DIRECTIVE:
Read the material below and tally how many lines hold the word "structured", giving the number and nothing else.

Collection entries
☆ ☆ ☆

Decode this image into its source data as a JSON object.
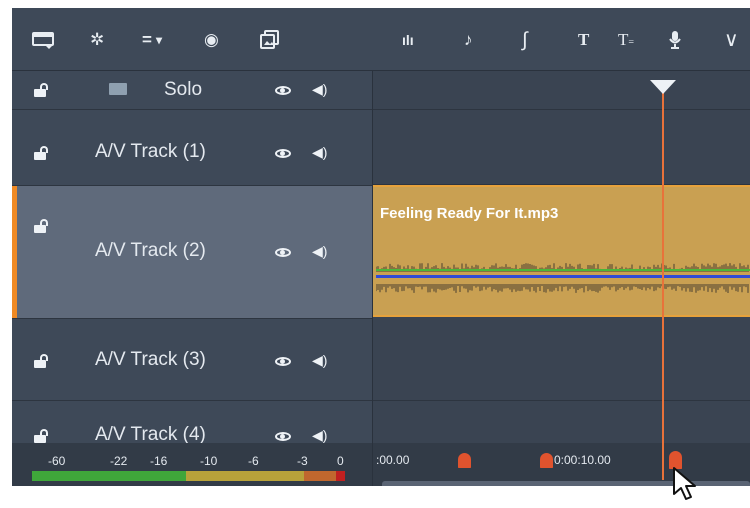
{
  "toolbar": {
    "left_icons": [
      "timeline-view-icon",
      "settings-icon",
      "dropdown-menu-icon",
      "disc-icon",
      "image-stack-icon"
    ],
    "right_icons": [
      "audio-mixer-icon",
      "music-score-icon",
      "smart-sound-icon",
      "title-icon",
      "subtitle-icon",
      "microphone-icon",
      "curve-icon"
    ],
    "icon_glyphs": {
      "title": "T",
      "subtitle": "T",
      "subtitle_sub": "=",
      "music": "♪",
      "smart": "∫",
      "curve": "∨",
      "mixer": "ılı",
      "settings": "✲",
      "dropdown": "=",
      "dropdown_arrow": "▾",
      "disc": "◉",
      "stack": "⧉"
    }
  },
  "tracks": [
    {
      "name": "Solo",
      "kind": "solo"
    },
    {
      "name": "A/V Track (1)",
      "kind": "av"
    },
    {
      "name": "A/V Track (2)",
      "kind": "av",
      "selected": true
    },
    {
      "name": "A/V Track (3)",
      "kind": "av"
    },
    {
      "name": "A/V Track (4)",
      "kind": "av"
    }
  ],
  "icons": {
    "speaker_glyph": "◀)"
  },
  "clip": {
    "title": "Feeling Ready For It.mp3",
    "color": "#c9a052"
  },
  "meter": {
    "labels": [
      "-60",
      "-22",
      "-16",
      "-10",
      "-6",
      "-3",
      "0"
    ],
    "colors": {
      "green": "#3fa63a",
      "yellow": "#b8a23a",
      "orange": "#c0672e",
      "red": "#c02020"
    }
  },
  "ruler": {
    "start_label": ":00.00",
    "mid_label": "0:00:10.00"
  },
  "accent": "#f08a24",
  "playhead_color": "#e8723a"
}
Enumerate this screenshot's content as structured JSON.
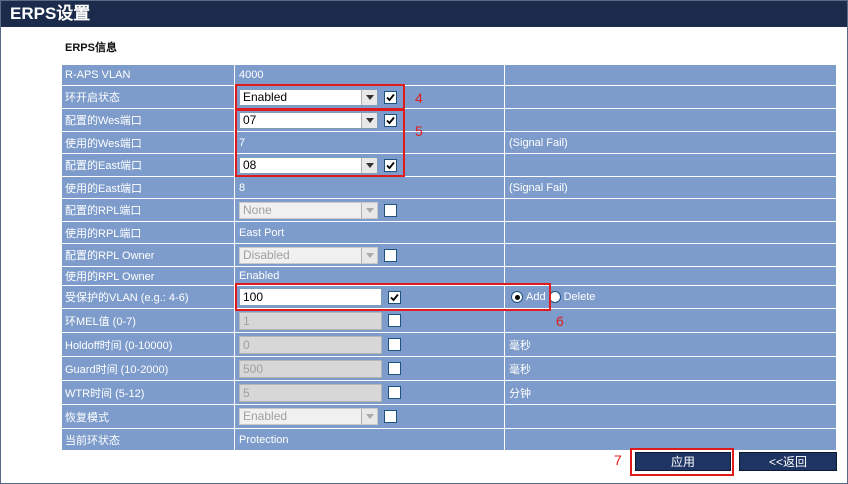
{
  "window": {
    "title": "ERPS设置"
  },
  "section": {
    "title": "ERPS信息"
  },
  "rows": {
    "raps_vlan": {
      "label": "R-APS VLAN",
      "value": "4000"
    },
    "ring_state": {
      "label": "环开启状态",
      "value": "Enabled"
    },
    "cfg_west": {
      "label": "配置的Wes端口",
      "value": "07"
    },
    "used_west": {
      "label": "使用的Wes端口",
      "value": "7",
      "status": "(Signal Fail)"
    },
    "cfg_east": {
      "label": "配置的East端口",
      "value": "08"
    },
    "used_east": {
      "label": "使用的East端口",
      "value": "8",
      "status": "(Signal Fail)"
    },
    "cfg_rpl": {
      "label": "配置的RPL端口",
      "value": "None"
    },
    "used_rpl": {
      "label": "使用的RPL端口",
      "value": "East Port"
    },
    "cfg_rpl_owner": {
      "label": "配置的RPL Owner",
      "value": "Disabled"
    },
    "used_rpl_owner": {
      "label": "使用的RPL Owner",
      "value": "Enabled"
    },
    "protected_vlan": {
      "label": "受保护的VLAN (e.g.: 4-6)",
      "value": "100",
      "add_label": "Add",
      "delete_label": "Delete"
    },
    "mel": {
      "label": "环MEL值 (0-7)",
      "value": "1"
    },
    "holdoff": {
      "label": "Holdoff时间 (0-10000)",
      "value": "0",
      "unit": "毫秒"
    },
    "guard": {
      "label": "Guard时间 (10-2000)",
      "value": "500",
      "unit": "毫秒"
    },
    "wtr": {
      "label": "WTR时间 (5-12)",
      "value": "5",
      "unit": "分钟"
    },
    "recovery": {
      "label": "恢复模式",
      "value": "Enabled"
    },
    "current_state": {
      "label": "当前环状态",
      "value": "Protection"
    }
  },
  "annotations": {
    "a4": "4",
    "a5": "5",
    "a6": "6",
    "a7": "7"
  },
  "buttons": {
    "apply": "应用",
    "back": "<<返回"
  },
  "colors": {
    "titlebar": "#1a2b4c",
    "row": "#7d9ccb",
    "highlight": "#e01b1b",
    "button": "#1e3563"
  }
}
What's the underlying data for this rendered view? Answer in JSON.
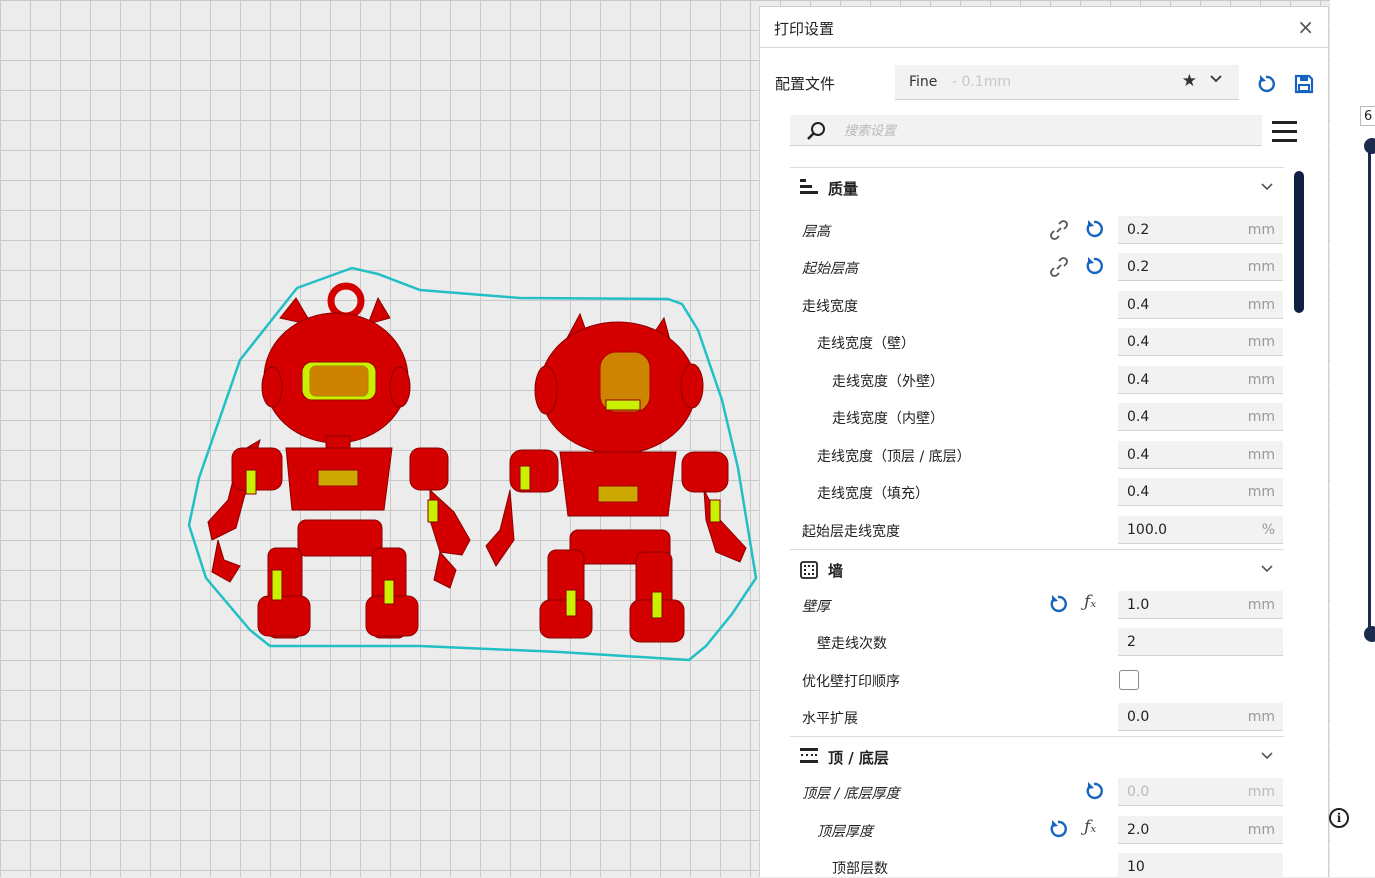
{
  "colors": {
    "accent": "#1565c0",
    "model": "#d40000",
    "highlight": "#c8f000",
    "outline": "#22bfc4"
  },
  "panel": {
    "title": "打印设置",
    "close": "×",
    "profile_label": "配置文件",
    "profile_name": "Fine",
    "profile_sub": "- 0.1mm",
    "search_placeholder": "搜索设置"
  },
  "layer_value": "6",
  "info_glyph": "i",
  "categories": {
    "quality": {
      "title": "质量",
      "rows": [
        {
          "label": "层高",
          "value": "0.2",
          "unit": "mm"
        },
        {
          "label": "起始层高",
          "value": "0.2",
          "unit": "mm"
        },
        {
          "label": "走线宽度",
          "value": "0.4",
          "unit": "mm"
        },
        {
          "label": "走线宽度（壁）",
          "value": "0.4",
          "unit": "mm"
        },
        {
          "label": "走线宽度（外壁）",
          "value": "0.4",
          "unit": "mm"
        },
        {
          "label": "走线宽度（内壁）",
          "value": "0.4",
          "unit": "mm"
        },
        {
          "label": "走线宽度（顶层 / 底层）",
          "value": "0.4",
          "unit": "mm"
        },
        {
          "label": "走线宽度（填充）",
          "value": "0.4",
          "unit": "mm"
        },
        {
          "label": "起始层走线宽度",
          "value": "100.0",
          "unit": "%"
        }
      ]
    },
    "walls": {
      "title": "墙",
      "rows": [
        {
          "label": "壁厚",
          "value": "1.0",
          "unit": "mm"
        },
        {
          "label": "壁走线次数",
          "value": "2",
          "unit": ""
        },
        {
          "label": "优化壁打印顺序",
          "value": "",
          "unit": ""
        },
        {
          "label": "水平扩展",
          "value": "0.0",
          "unit": "mm"
        }
      ]
    },
    "topbottom": {
      "title": "顶 / 底层",
      "rows": [
        {
          "label": "顶层 / 底层厚度",
          "value": "0.0",
          "unit": "mm"
        },
        {
          "label": "顶层厚度",
          "value": "2.0",
          "unit": "mm"
        },
        {
          "label": "顶部层数",
          "value": "10",
          "unit": ""
        }
      ]
    }
  }
}
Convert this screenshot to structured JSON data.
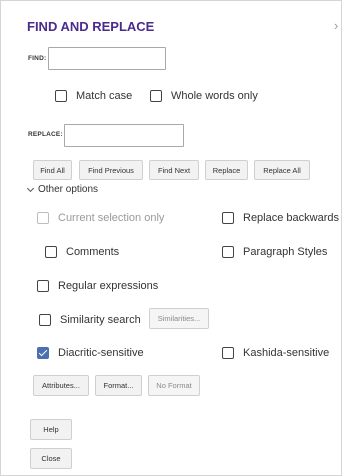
{
  "dialog": {
    "title": "FIND AND REPLACE",
    "close_glyph": "›"
  },
  "find": {
    "label": "FIND:",
    "value": "",
    "placeholder": ""
  },
  "basic_options": {
    "match_case": {
      "label": "Match case",
      "checked": false
    },
    "whole_words": {
      "label": "Whole words only",
      "checked": false
    }
  },
  "replace": {
    "label": "REPLACE:",
    "value": "",
    "placeholder": ""
  },
  "actions": {
    "find_all": "Find All",
    "find_previous": "Find Previous",
    "find_next": "Find Next",
    "replace": "Replace",
    "replace_all": "Replace All"
  },
  "other_options": {
    "toggle_label": "Other options",
    "expanded": true,
    "current_selection_only": {
      "label": "Current selection only",
      "checked": false,
      "enabled": false
    },
    "replace_backwards": {
      "label": "Replace backwards",
      "checked": false
    },
    "comments": {
      "label": "Comments",
      "checked": false
    },
    "paragraph_styles": {
      "label": "Paragraph Styles",
      "checked": false
    },
    "regular_expressions": {
      "label": "Regular expressions",
      "checked": false
    },
    "similarity_search": {
      "label": "Similarity search",
      "checked": false
    },
    "similarities_button": "Similarities...",
    "diacritic_sensitive": {
      "label": "Diacritic-sensitive",
      "checked": true
    },
    "kashida_sensitive": {
      "label": "Kashida-sensitive",
      "checked": false
    },
    "attributes_button": "Attributes...",
    "format_button": "Format...",
    "no_format_button": "No Format"
  },
  "footer": {
    "help": "Help",
    "close": "Close"
  },
  "colors": {
    "title": "#4b2b8e",
    "checkbox_checked": "#4b6fb1",
    "button_bg": "#f2f2f2",
    "border": "#a8a8a8"
  }
}
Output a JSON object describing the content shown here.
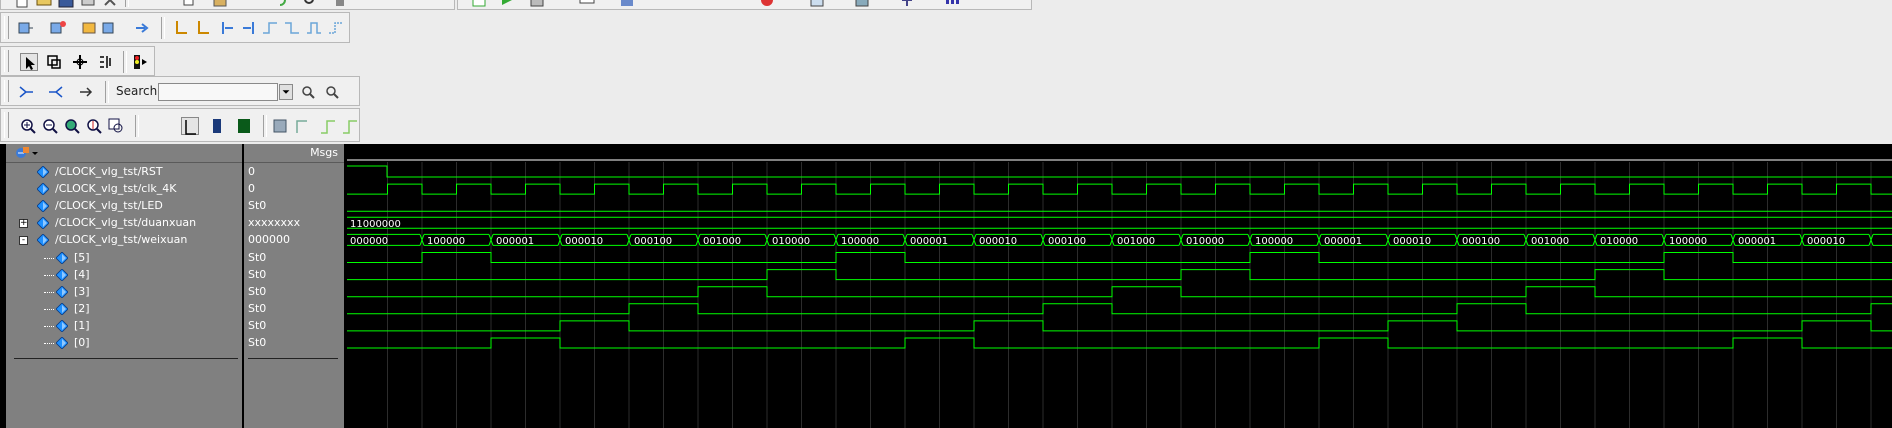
{
  "toolbar": {
    "search_label": "Search:",
    "search_value": ""
  },
  "wave": {
    "msgs_header": "Msgs",
    "signals": [
      {
        "name": "/CLOCK_vlg_tst/RST",
        "value": "0"
      },
      {
        "name": "/CLOCK_vlg_tst/clk_4K",
        "value": "0"
      },
      {
        "name": "/CLOCK_vlg_tst/LED",
        "value": "St0"
      },
      {
        "name": "/CLOCK_vlg_tst/duanxuan",
        "value": "xxxxxxxx",
        "expander": "+"
      },
      {
        "name": "/CLOCK_vlg_tst/weixuan",
        "value": "000000",
        "expander": "-"
      },
      {
        "name": "[5]",
        "value": "St0"
      },
      {
        "name": "[4]",
        "value": "St0"
      },
      {
        "name": "[3]",
        "value": "St0"
      },
      {
        "name": "[2]",
        "value": "St0"
      },
      {
        "name": "[1]",
        "value": "St0"
      },
      {
        "name": "[0]",
        "value": "St0"
      }
    ],
    "duanxuan_bus_label": "11000000",
    "weixuan_bus_labels": [
      "000000",
      "100000",
      "000001",
      "000010",
      "000100",
      "001000",
      "010000",
      "100000",
      "000001",
      "000010",
      "000100",
      "001000",
      "010000",
      "100000",
      "000001",
      "000010",
      "000100",
      "001000",
      "010000",
      "100000",
      "000001",
      "000010"
    ],
    "colors": {
      "wave": "#00ff00",
      "value_text": "#ffffff",
      "pane": "#808080",
      "background": "#000000",
      "diamond": "#1e90ff"
    }
  }
}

☆ ☆ ☆

CORRECT ANSWER:
2